#### [Your goal]
Among the lines of this listing, determine how many contain the string "山形県南陽市". Answer with the number only.

#### [Extracted data entries]
————————
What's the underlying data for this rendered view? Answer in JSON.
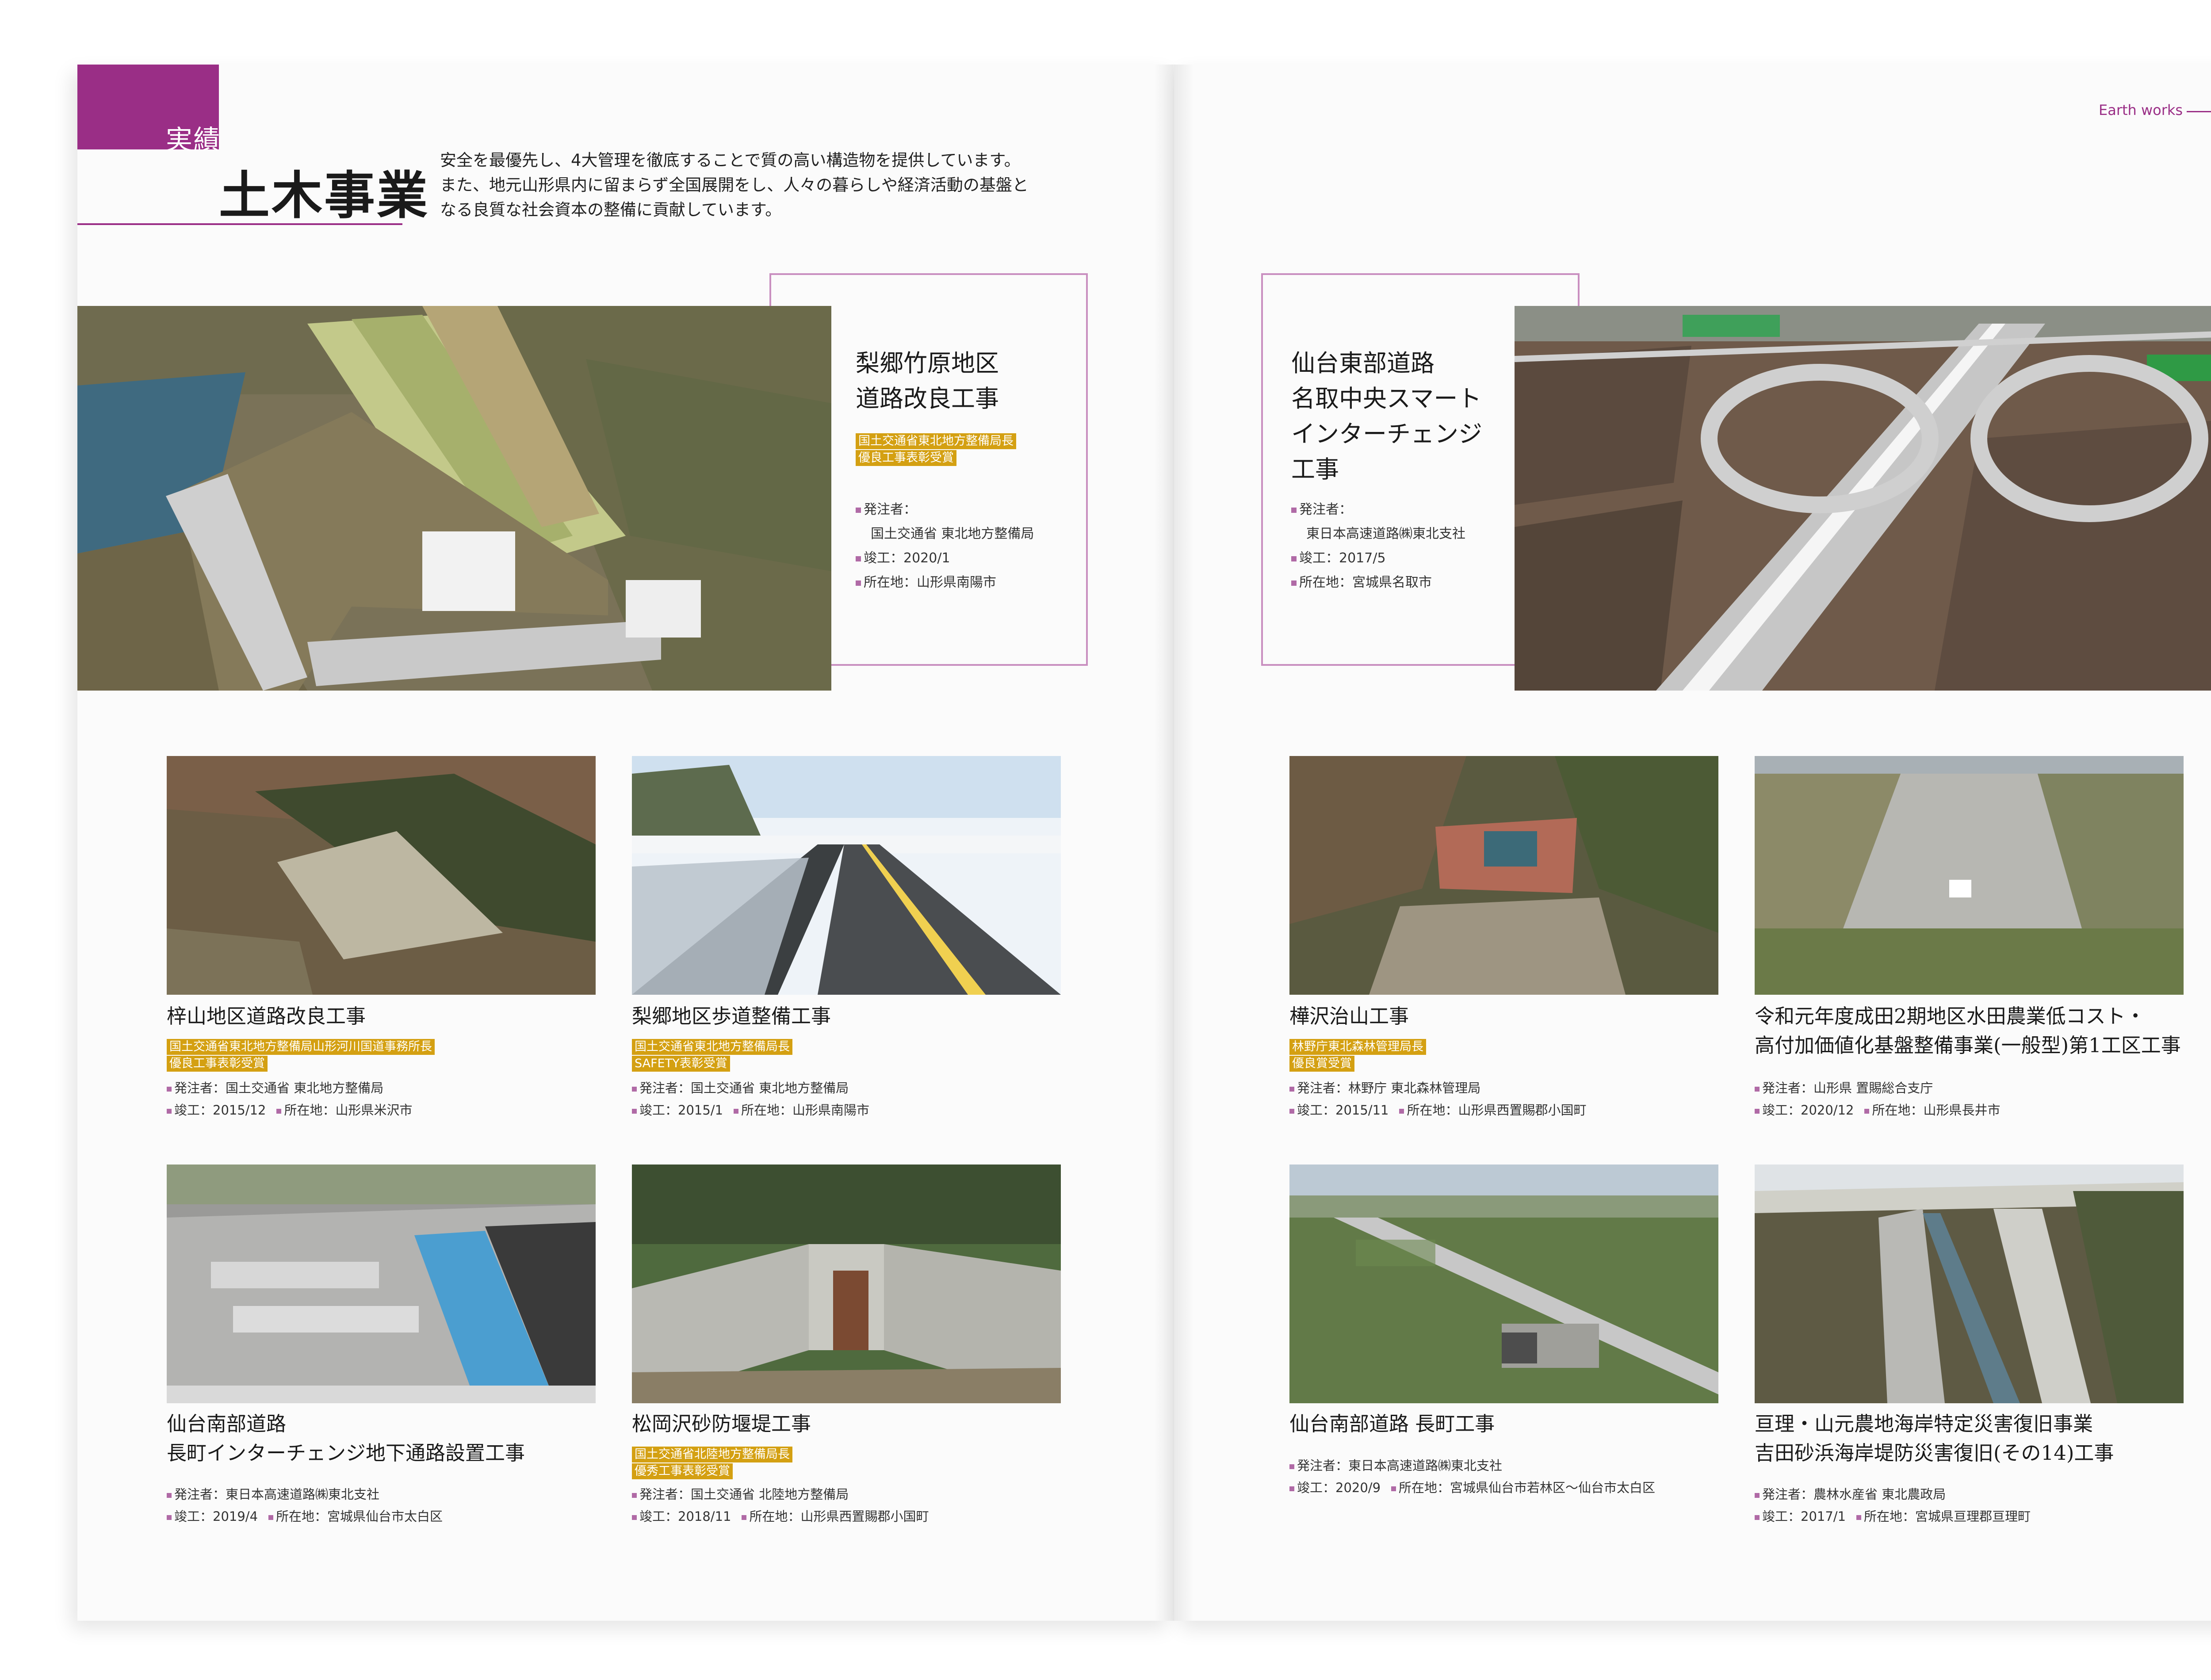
{
  "left_page": {
    "section_tag": "実績",
    "section_title": "土木事業",
    "intro_lines": [
      "安全を最優先し、4大管理を徹底することで質の高い構造物を提供しています。",
      "また、地元山形県内に留まらず全国展開をし、人々の暮らしや経済活動の基盤と",
      "なる良質な社会資本の整備に貢献しています。"
    ]
  },
  "right_page": {
    "brand": "Earth works"
  },
  "labels": {
    "orderer": "発注者：",
    "completed": "竣工：",
    "location": "所在地："
  },
  "features": [
    {
      "title_lines": [
        "梨郷竹原地区",
        "道路改良工事"
      ],
      "awards": [
        "国土交通省東北地方整備局長",
        "優良工事表彰受賞"
      ],
      "orderer_label": "発注者：",
      "orderer": "国土交通省 東北地方整備局",
      "completed_label": "竣工：",
      "completed": "2020/1",
      "location_label": "所在地：",
      "location": "山形県南陽市"
    },
    {
      "title_lines": [
        "仙台東部道路",
        "名取中央スマート",
        "インターチェンジ",
        "工事"
      ],
      "orderer_label": "発注者：",
      "orderer": "東日本高速道路㈱東北支社",
      "completed_label": "竣工：",
      "completed": "2017/5",
      "location_label": "所在地：",
      "location": "宮城県名取市"
    }
  ],
  "projects": [
    {
      "title_lines": [
        "梓山地区道路改良工事"
      ],
      "awards": [
        "国土交通省東北地方整備局山形河川国道事務所長",
        "優良工事表彰受賞"
      ],
      "orderer": "発注者：国土交通省 東北地方整備局",
      "completed": "竣工：2015/12",
      "location": "所在地：山形県米沢市"
    },
    {
      "title_lines": [
        "梨郷地区歩道整備工事"
      ],
      "awards": [
        "国土交通省東北地方整備局長",
        "SAFETY表彰受賞"
      ],
      "orderer": "発注者：国土交通省 東北地方整備局",
      "completed": "竣工：2015/1",
      "location": "所在地：山形県南陽市"
    },
    {
      "title_lines": [
        "仙台南部道路",
        "長町インターチェンジ地下通路設置工事"
      ],
      "awards": [],
      "orderer": "発注者：東日本高速道路㈱東北支社",
      "completed": "竣工：2019/4",
      "location": "所在地：宮城県仙台市太白区"
    },
    {
      "title_lines": [
        "松岡沢砂防堰堤工事"
      ],
      "awards": [
        "国土交通省北陸地方整備局長",
        "優秀工事表彰受賞"
      ],
      "orderer": "発注者：国土交通省 北陸地方整備局",
      "completed": "竣工：2018/11",
      "location": "所在地：山形県西置賜郡小国町"
    },
    {
      "title_lines": [
        "樺沢治山工事"
      ],
      "awards": [
        "林野庁東北森林管理局長",
        "優良賞受賞"
      ],
      "orderer": "発注者：林野庁 東北森林管理局",
      "completed": "竣工：2015/11",
      "location": "所在地：山形県西置賜郡小国町"
    },
    {
      "title_lines": [
        "令和元年度成田2期地区水田農業低コスト・",
        "高付加価値化基盤整備事業(一般型)第1工区工事"
      ],
      "awards": [],
      "orderer": "発注者：山形県 置賜総合支庁",
      "completed": "竣工：2020/12",
      "location": "所在地：山形県長井市"
    },
    {
      "title_lines": [
        "仙台南部道路 長町工事"
      ],
      "awards": [],
      "orderer": "発注者：東日本高速道路㈱東北支社",
      "completed": "竣工：2020/9",
      "location": "所在地：宮城県仙台市若林区～仙台市太白区"
    },
    {
      "title_lines": [
        "亘理・山元農地海岸特定災害復旧事業",
        "吉田砂浜海岸堤防災害復旧(その14)工事"
      ],
      "awards": [],
      "orderer": "発注者：農林水産省 東北農政局",
      "completed": "竣工：2017/1",
      "location": "所在地：宮城県亘理郡亘理町"
    }
  ]
}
————————
#### [Task result]
2